Instructions for the task: Write out all the entries word for word and omit any pictures.
[start]
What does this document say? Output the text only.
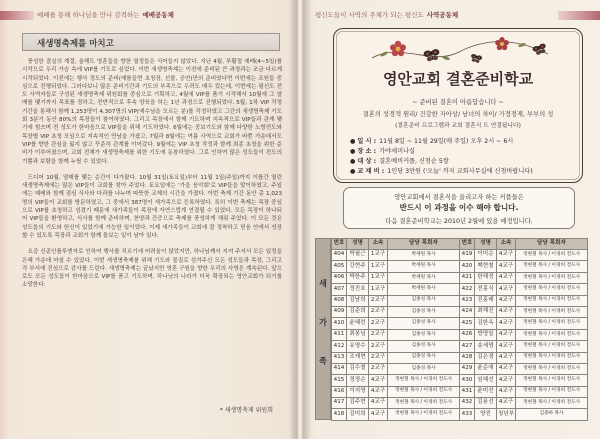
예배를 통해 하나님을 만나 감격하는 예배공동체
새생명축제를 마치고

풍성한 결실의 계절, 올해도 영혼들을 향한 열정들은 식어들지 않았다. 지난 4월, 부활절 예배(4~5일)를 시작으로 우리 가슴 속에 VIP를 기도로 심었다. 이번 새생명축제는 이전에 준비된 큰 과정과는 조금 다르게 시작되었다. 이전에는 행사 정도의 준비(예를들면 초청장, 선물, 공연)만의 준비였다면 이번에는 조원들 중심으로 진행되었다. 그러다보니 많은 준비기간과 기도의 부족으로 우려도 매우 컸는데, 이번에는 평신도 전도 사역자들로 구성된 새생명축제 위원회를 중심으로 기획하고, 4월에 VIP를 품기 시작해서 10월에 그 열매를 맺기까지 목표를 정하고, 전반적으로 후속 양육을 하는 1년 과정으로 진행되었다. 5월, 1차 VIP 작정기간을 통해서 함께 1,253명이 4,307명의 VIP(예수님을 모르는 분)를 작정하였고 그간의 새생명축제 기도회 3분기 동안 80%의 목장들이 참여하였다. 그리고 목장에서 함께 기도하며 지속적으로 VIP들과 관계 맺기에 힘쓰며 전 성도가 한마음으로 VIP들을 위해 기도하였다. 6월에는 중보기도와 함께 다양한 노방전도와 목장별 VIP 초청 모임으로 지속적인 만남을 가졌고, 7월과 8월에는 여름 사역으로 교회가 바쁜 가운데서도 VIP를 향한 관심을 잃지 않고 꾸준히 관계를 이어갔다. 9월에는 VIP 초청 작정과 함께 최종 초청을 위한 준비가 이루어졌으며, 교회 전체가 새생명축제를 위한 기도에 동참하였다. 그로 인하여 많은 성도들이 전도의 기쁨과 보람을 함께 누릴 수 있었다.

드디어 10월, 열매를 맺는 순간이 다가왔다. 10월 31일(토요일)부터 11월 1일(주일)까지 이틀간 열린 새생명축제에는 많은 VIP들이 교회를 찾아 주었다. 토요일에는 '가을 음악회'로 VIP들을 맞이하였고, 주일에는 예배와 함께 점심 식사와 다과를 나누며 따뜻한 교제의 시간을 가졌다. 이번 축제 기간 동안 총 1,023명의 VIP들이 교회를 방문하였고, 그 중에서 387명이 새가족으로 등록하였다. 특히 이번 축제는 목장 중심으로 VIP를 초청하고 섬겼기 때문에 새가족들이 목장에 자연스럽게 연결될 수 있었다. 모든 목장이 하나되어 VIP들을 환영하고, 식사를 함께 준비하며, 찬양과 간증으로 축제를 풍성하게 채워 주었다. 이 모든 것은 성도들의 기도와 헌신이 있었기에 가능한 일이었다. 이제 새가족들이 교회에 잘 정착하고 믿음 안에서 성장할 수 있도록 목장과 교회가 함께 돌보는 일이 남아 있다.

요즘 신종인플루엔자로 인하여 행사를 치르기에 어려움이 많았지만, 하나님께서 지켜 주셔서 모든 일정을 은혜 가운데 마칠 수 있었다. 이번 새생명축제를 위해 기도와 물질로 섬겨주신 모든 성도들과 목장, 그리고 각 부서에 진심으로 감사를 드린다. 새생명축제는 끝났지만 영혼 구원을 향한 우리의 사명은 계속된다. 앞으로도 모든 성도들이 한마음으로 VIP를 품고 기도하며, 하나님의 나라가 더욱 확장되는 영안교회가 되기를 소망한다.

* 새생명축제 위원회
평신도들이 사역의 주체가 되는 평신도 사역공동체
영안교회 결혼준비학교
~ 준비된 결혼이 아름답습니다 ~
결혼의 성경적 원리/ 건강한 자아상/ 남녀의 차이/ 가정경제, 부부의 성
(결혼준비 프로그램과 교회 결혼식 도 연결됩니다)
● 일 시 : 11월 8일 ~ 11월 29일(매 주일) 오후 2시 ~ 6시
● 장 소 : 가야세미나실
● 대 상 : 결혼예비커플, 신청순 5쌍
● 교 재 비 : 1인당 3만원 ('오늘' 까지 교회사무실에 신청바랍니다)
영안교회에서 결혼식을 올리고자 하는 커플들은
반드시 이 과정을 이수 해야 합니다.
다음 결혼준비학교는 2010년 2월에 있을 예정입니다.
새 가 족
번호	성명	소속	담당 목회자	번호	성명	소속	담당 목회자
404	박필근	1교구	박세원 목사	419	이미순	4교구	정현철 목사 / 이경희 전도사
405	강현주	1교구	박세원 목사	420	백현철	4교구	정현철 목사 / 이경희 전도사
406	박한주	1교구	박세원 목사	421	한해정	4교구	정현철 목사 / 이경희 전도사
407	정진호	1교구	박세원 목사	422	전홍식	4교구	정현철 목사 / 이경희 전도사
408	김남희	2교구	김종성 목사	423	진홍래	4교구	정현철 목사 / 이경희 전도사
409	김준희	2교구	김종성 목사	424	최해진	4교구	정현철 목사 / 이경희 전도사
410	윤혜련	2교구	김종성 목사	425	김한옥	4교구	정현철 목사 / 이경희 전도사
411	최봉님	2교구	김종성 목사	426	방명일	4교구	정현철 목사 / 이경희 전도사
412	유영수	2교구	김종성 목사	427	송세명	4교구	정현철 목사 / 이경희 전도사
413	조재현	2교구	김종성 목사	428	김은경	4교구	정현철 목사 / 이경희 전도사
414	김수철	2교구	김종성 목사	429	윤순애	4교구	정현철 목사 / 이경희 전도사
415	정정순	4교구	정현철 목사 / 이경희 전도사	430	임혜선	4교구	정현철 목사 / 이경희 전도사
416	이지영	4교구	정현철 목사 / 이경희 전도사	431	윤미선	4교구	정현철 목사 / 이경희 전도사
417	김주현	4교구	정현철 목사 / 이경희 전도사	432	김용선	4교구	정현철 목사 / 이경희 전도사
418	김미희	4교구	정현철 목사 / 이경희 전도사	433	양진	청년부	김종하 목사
[end]
Result of the task:
What does this document say? Output the text only.
예배를 통해 하나님을 만나 감격하는 예배공동체
새생명축제를 마치고

풍성한 결실의 계절, 올해도 영혼들을 향한 열정들은 식어들지 않았다. 지난 4월, 부활절 예배(4~5일)를 시작으로 우리 가슴 속에 VIP를 기도로 심었다. 이번 새생명축제는 이전에 준비된 큰 과정과는 조금 다르게 시작되었다. 이전에는 행사 정도의 준비(예를들면 초청장, 선물, 공연)만의 준비였다면 이번에는 조원들 중심으로 진행되었다. 그러다보니 많은 준비기간과 기도의 부족으로 우려도 매우 컸는데, 이번에는 평신도 전도 사역자들로 구성된 새생명축제 위원회를 중심으로 기획하고, 4월에 VIP를 품기 시작해서 10월에 그 열매를 맺기까지 목표를 정하고, 전반적으로 후속 양육을 하는 1년 과정으로 진행되었다. 5월, 1차 VIP 작정기간을 통해서 함께 1,253명이 4,307명의 VIP(예수님을 모르는 분)를 작정하였고 그간의 새생명축제 기도회 3분기 동안 80%의 목장들이 참여하였다. 그리고 목장에서 함께 기도하며 지속적으로 VIP들과 관계 맺기에 힘쓰며 전 성도가 한마음으로 VIP들을 위해 기도하였다. 6월에는 중보기도와 함께 다양한 노방전도와 목장별 VIP 초청 모임으로 지속적인 만남을 가졌고, 7월과 8월에는 여름 사역으로 교회가 바쁜 가운데서도 VIP를 향한 관심을 잃지 않고 꾸준히 관계를 이어갔다. 9월에는 VIP 초청 작정과 함께 최종 초청을 위한 준비가 이루어졌으며, 교회 전체가 새생명축제를 위한 기도에 동참하였다. 그로 인하여 많은 성도들이 전도의 기쁨과 보람을 함께 누릴 수 있었다.

드디어 10월, 열매를 맺는 순간이 다가왔다. 10월 31일(토요일)부터 11월 1일(주일)까지 이틀간 열린 새생명축제에는 많은 VIP들이 교회를 찾아 주었다. 토요일에는 '가을 음악회'로 VIP들을 맞이하였고, 주일에는 예배와 함께 점심 식사와 다과를 나누며 따뜻한 교제의 시간을 가졌다. 이번 축제 기간 동안 총 1,023명의 VIP들이 교회를 방문하였고, 그 중에서 387명이 새가족으로 등록하였다. 특히 이번 축제는 목장 중심으로 VIP를 초청하고 섬겼기 때문에 새가족들이 목장에 자연스럽게 연결될 수 있었다. 모든 목장이 하나되어 VIP들을 환영하고, 식사를 함께 준비하며, 찬양과 간증으로 축제를 풍성하게 채워 주었다. 이 모든 것은 성도들의 기도와 헌신이 있었기에 가능한 일이었다. 이제 새가족들이 교회에 잘 정착하고 믿음 안에서 성장할 수 있도록 목장과 교회가 함께 돌보는 일이 남아 있다.

요즘 신종인플루엔자로 인하여 행사를 치르기에 어려움이 많았지만, 하나님께서 지켜 주셔서 모든 일정을 은혜 가운데 마칠 수 있었다. 이번 새생명축제를 위해 기도와 물질로 섬겨주신 모든 성도들과 목장, 그리고 각 부서에 진심으로 감사를 드린다. 새생명축제는 끝났지만 영혼 구원을 향한 우리의 사명은 계속된다. 앞으로도 모든 성도들이 한마음으로 VIP를 품고 기도하며, 하나님의 나라가 더욱 확장되는 영안교회가 되기를 소망한다.

* 새생명축제 위원회
평신도들이 사역의 주체가 되는 평신도 사역공동체
영안교회 결혼준비학교
~ 준비된 결혼이 아름답습니다 ~
결혼의 성경적 원리/ 건강한 자아상/ 남녀의 차이/ 가정경제, 부부의 성
(결혼준비 프로그램과 교회 결혼식 도 연결됩니다)
● 일 시 : 11월 8일 ~ 11월 29일(매 주일) 오후 2시 ~ 6시
● 장 소 : 가야세미나실
● 대 상 : 결혼예비커플, 신청순 5쌍
● 교 재 비 : 1인당 3만원 ('오늘' 까지 교회사무실에 신청바랍니다)
영안교회에서 결혼식을 올리고자 하는 커플들은
반드시 이 과정을 이수 해야 합니다.
다음 결혼준비학교는 2010년 2월에 있을 예정입니다.
새 가 족
번호	성명	소속	담당 목회자	번호	성명	소속	담당 목회자
404	박필근	1교구	박세원 목사	419	이미순	4교구	정현철 목사 / 이경희 전도사
405	강현주	1교구	박세원 목사	420	백현철	4교구	정현철 목사 / 이경희 전도사
406	박한주	1교구	박세원 목사	421	한해정	4교구	정현철 목사 / 이경희 전도사
407	정진호	1교구	박세원 목사	422	전홍식	4교구	정현철 목사 / 이경희 전도사
408	김남희	2교구	김종성 목사	423	진홍래	4교구	정현철 목사 / 이경희 전도사
409	김준희	2교구	김종성 목사	424	최해진	4교구	정현철 목사 / 이경희 전도사
410	윤혜련	2교구	김종성 목사	425	김한옥	4교구	정현철 목사 / 이경희 전도사
411	최봉님	2교구	김종성 목사	426	방명일	4교구	정현철 목사 / 이경희 전도사
412	유영수	2교구	김종성 목사	427	송세명	4교구	정현철 목사 / 이경희 전도사
413	조재현	2교구	김종성 목사	428	김은경	4교구	정현철 목사 / 이경희 전도사
414	김수철	2교구	김종성 목사	429	윤순애	4교구	정현철 목사 / 이경희 전도사
415	정정순	4교구	정현철 목사 / 이경희 전도사	430	임혜선	4교구	정현철 목사 / 이경희 전도사
416	이지영	4교구	정현철 목사 / 이경희 전도사	431	윤미선	4교구	정현철 목사 / 이경희 전도사
417	김주현	4교구	정현철 목사 / 이경희 전도사	432	김용선	4교구	정현철 목사 / 이경희 전도사
418	김미희	4교구	정현철 목사 / 이경희 전도사	433	양진	청년부	김종하 목사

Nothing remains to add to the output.